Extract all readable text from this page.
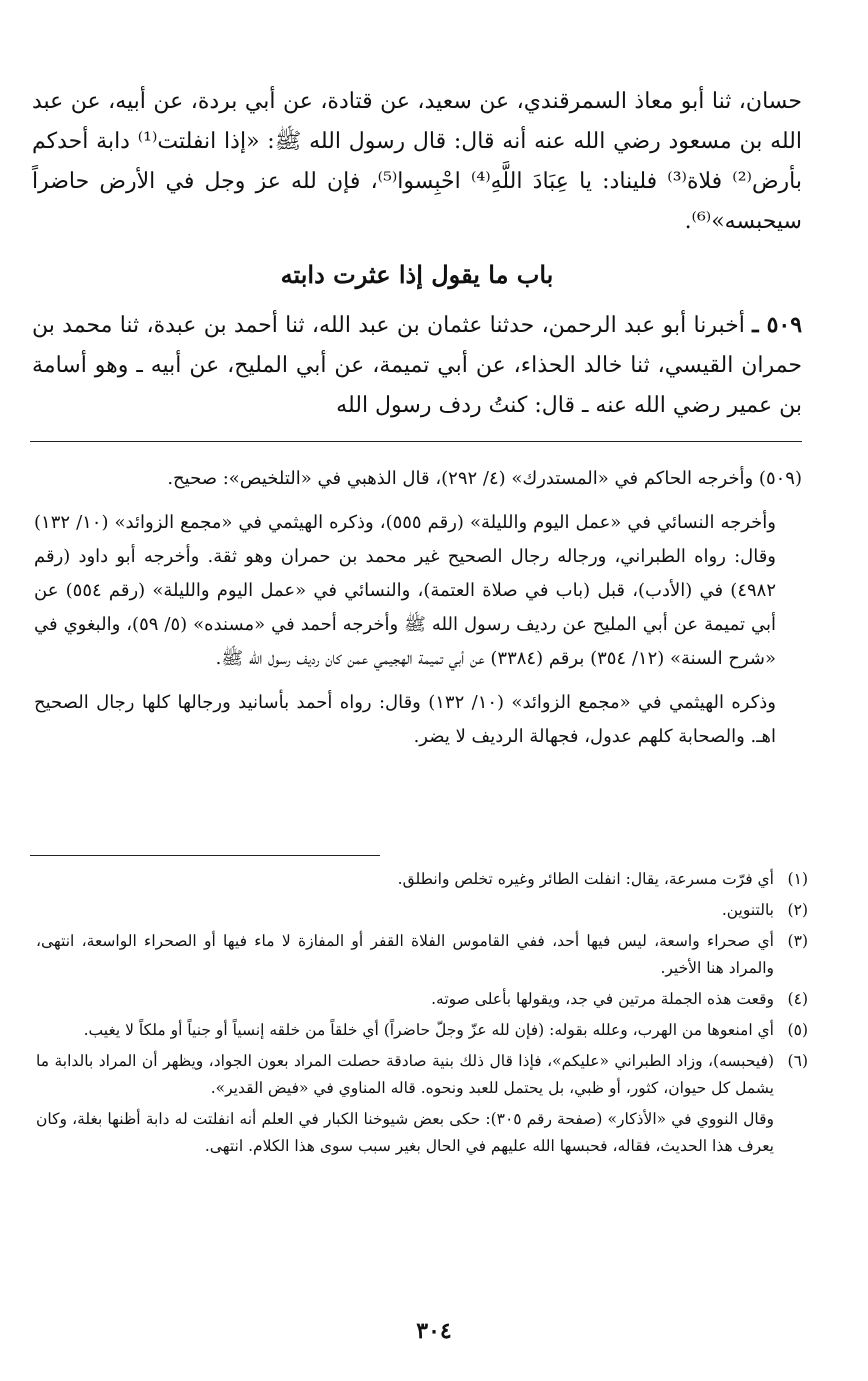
حسان، ثنا أبو معاذ السمرقندي، عن سعيد، عن قتادة، عن أبي بردة، عن أبيه، عن عبد الله بن مسعود رضي الله عنه أنه قال: قال رسول الله ﷺ: «إذا انفلتت⁽¹⁾ دابة أحدكم بأرض⁽²⁾ فلاة⁽³⁾ فليناد: يا عِبَادَ اللَّهِ⁽⁴⁾ احْبِسوا⁽⁵⁾، فإن لله عز وجل في الأرض حاضراً سيحبسه»⁽⁶⁾.

باب ما يقول إذا عثرت دابته
٥٠٩ ـ أخبرنا أبو عبد الرحمن، حدثنا عثمان بن عبد الله، ثنا أحمد بن عبدة، ثنا محمد بن حمران القيسي، ثنا خالد الحذاء، عن أبي تميمة، عن أبي المليح، عن أبيه ـ وهو أسامة بن عمير رضي الله عنه ـ قال: كنتُ ردف رسول الله

(٥٠٩) وأخرجه الحاكم في «المستدرك» (٤/ ٢٩٢)، قال الذهبي في «التلخيص»: صحيح.

وأخرجه النسائي في «عمل اليوم والليلة» (رقم ٥٥٥)، وذكره الهيثمي في «مجمع الزوائد» (١٠/ ١٣٢) وقال: رواه الطبراني، ورجاله رجال الصحيح غير محمد بن حمران وهو ثقة. وأخرجه أبو داود (رقم ٤٩٨٢) في (الأدب)، قبل (باب في صلاة العتمة)، والنسائي في «عمل اليوم والليلة» (رقم ٥٥٤) عن أبي تميمة عن أبي المليح عن رديف رسول الله ﷺ وأخرجه أحمد في «مسنده» (٥/ ٥٩)، والبغوي في «شرح السنة» (١٢/ ٣٥٤) برقم (٣٣٨٤) عن أبي تميمة الهجيمي عمن كان رديف رسول الله ﷺ.

وذكره الهيثمي في «مجمع الزوائد» (١٠/ ١٣٢) وقال: رواه أحمد بأسانيد ورجالها كلها رجال الصحيح اهـ. والصحابة كلهم عدول، فجهالة الرديف لا يضر.

(١)
أي فرّت مسرعة، يقال: انفلت الطائر وغيره تخلص وانطلق.
(٢)
بالتنوين.
(٣)
أي صحراء واسعة، ليس فيها أحد، ففي القاموس الفلاة القفر أو المفازة لا ماء فيها أو الصحراء الواسعة، انتهى، والمراد هنا الأخير.
(٤)
وقعت هذه الجملة مرتين في جد، ويقولها بأعلى صوته.
(٥)
أي امنعوها من الهرب، وعلله بقوله: (فإن لله عزّ وجلّ حاضراً) أي خلقاً من خلقه إنسياً أو جنياً أو ملكاً لا يغيب.
(٦)
(فيحبسه)، وزاد الطبراني «عليكم»، فإذا قال ذلك بنية صادقة حصلت المراد بعون الجواد، ويظهر أن المراد بالدابة ما يشمل كل حيوان، كثور، أو ظبي، بل يحتمل للعبد ونحوه. قاله المناوي في «فيض القدير».
وقال النووي في «الأذكار» (صفحة رقم ٣٠٥): حكى بعض شيوخنا الكبار في العلم أنه انفلتت له دابة أظنها بغلة، وكان يعرف هذا الحديث، فقاله، فحبسها الله عليهم في الحال بغير سبب سوى هذا الكلام. انتهى.
٣٠٤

::::

> _What you need to do_
Exactly how many lines contain "رواه"? State the number and nothing else.

> _Output of the exercise_
2